* _Prompt_:
Provide only the number of lines in the records below that include "structured".

* _Data in this exercise_:
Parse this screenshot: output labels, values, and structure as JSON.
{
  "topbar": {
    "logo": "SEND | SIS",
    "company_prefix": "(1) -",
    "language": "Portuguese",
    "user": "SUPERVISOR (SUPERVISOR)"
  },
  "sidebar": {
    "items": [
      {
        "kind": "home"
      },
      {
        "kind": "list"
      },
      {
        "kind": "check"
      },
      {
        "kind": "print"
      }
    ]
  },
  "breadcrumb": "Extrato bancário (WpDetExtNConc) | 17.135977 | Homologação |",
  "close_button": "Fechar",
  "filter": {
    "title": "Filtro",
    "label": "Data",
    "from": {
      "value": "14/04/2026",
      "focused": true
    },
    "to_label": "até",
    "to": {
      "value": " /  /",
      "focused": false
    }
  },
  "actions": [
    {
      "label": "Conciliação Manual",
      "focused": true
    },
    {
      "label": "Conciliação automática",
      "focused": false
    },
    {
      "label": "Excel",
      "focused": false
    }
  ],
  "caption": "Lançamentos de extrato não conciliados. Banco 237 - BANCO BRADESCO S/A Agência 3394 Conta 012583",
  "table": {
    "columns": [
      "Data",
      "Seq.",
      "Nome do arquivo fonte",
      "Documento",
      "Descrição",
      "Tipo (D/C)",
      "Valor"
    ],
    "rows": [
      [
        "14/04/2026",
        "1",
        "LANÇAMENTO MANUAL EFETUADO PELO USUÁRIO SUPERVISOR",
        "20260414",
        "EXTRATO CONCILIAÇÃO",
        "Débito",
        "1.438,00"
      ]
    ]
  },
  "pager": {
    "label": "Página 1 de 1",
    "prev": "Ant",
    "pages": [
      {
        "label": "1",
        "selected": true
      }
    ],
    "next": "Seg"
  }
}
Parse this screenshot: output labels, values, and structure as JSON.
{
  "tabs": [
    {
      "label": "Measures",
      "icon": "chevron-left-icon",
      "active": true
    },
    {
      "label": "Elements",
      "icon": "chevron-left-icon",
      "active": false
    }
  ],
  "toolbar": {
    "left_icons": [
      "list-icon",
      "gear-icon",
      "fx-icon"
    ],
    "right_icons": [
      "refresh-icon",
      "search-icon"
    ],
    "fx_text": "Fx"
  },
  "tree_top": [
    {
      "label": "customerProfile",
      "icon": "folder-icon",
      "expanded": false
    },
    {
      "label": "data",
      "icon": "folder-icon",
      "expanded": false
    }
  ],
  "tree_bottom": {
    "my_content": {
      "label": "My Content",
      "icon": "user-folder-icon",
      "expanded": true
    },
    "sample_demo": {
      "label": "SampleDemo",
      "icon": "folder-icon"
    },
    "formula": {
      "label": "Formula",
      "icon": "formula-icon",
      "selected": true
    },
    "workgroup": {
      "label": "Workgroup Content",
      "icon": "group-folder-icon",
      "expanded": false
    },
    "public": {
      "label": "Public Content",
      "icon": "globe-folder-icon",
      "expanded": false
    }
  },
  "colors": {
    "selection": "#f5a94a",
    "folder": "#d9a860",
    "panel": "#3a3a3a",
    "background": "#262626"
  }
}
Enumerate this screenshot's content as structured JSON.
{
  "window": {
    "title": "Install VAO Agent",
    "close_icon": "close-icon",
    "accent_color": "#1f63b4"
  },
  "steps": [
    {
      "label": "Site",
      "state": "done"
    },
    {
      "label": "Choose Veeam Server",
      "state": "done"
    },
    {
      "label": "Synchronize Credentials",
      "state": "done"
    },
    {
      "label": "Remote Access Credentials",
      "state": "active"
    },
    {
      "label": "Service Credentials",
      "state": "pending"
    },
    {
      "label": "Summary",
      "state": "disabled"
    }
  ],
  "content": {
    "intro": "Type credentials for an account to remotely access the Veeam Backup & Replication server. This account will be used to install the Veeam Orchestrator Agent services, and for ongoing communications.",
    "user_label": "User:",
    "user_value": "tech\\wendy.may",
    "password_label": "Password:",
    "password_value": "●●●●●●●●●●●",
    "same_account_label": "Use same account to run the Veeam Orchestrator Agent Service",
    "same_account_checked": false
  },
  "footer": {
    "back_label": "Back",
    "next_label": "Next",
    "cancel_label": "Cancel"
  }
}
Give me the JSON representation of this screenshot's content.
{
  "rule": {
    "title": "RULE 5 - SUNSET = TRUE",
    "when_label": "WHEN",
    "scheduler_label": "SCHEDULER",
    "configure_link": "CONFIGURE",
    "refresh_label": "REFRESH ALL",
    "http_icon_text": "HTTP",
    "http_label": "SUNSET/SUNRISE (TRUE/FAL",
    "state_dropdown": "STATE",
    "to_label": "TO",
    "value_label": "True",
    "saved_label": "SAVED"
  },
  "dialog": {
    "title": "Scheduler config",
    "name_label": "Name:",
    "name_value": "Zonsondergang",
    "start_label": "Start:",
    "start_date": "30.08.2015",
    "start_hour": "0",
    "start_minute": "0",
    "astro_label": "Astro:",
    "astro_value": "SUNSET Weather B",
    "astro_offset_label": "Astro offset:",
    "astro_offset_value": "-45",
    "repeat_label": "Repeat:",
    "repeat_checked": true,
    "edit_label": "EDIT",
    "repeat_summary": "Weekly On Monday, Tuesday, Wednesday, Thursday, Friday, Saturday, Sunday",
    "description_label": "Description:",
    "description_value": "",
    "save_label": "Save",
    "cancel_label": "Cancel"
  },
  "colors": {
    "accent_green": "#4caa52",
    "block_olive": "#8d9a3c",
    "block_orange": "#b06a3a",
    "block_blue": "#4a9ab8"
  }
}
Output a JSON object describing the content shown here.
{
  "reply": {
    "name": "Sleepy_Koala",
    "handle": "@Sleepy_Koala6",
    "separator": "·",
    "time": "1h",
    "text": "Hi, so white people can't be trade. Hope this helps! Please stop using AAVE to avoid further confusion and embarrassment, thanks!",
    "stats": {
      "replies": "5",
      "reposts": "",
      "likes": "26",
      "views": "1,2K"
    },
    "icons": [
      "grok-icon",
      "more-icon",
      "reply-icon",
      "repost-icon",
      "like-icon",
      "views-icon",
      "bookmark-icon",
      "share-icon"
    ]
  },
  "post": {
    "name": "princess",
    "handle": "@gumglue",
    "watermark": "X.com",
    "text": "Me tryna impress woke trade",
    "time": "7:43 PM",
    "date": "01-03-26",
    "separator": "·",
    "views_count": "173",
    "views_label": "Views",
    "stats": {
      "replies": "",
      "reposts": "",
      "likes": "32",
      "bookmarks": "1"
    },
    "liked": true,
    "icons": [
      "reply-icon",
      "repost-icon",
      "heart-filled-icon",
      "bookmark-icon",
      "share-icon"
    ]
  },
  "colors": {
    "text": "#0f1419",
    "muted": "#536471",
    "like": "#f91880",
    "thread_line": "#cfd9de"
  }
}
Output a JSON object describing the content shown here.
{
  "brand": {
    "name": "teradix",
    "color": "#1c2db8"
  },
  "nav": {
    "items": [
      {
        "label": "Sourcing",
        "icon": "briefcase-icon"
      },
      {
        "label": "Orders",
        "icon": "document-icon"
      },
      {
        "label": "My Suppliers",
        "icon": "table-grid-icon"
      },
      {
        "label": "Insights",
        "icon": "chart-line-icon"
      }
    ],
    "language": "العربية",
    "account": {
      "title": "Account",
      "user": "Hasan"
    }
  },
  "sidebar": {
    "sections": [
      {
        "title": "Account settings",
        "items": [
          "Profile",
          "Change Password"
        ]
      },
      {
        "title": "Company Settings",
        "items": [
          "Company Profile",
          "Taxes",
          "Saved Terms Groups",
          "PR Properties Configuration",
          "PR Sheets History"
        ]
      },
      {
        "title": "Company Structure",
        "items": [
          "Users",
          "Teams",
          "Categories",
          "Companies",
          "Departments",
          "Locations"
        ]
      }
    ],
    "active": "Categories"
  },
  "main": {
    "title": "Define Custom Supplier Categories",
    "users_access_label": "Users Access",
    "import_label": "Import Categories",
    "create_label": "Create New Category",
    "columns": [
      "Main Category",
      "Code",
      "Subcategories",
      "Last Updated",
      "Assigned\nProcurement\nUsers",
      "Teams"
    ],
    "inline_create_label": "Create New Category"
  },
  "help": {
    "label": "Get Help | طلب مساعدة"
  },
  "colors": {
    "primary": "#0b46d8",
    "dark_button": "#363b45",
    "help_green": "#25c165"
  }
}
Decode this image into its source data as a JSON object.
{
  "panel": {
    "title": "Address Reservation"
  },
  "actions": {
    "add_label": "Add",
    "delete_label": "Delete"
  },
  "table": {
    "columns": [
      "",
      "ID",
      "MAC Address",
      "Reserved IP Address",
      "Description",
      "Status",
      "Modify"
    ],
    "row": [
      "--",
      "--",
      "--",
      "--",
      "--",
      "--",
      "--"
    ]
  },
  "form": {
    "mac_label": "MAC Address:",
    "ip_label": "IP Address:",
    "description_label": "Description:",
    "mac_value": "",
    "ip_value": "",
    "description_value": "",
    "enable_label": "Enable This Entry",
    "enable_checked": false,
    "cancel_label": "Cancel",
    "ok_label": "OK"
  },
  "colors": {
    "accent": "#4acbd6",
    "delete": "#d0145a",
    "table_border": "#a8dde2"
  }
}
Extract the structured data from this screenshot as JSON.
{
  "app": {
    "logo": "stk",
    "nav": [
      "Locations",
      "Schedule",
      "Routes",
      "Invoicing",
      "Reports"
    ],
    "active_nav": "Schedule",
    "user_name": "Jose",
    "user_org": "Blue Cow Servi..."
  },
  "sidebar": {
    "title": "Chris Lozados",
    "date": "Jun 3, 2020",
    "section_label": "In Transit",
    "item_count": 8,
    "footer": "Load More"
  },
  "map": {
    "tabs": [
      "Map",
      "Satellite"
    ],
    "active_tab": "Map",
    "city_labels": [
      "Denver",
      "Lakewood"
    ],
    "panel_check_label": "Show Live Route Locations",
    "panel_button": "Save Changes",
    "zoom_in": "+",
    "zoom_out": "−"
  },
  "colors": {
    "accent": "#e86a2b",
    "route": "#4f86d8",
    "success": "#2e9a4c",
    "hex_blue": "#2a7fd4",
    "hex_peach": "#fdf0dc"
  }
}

* _Written response_:
2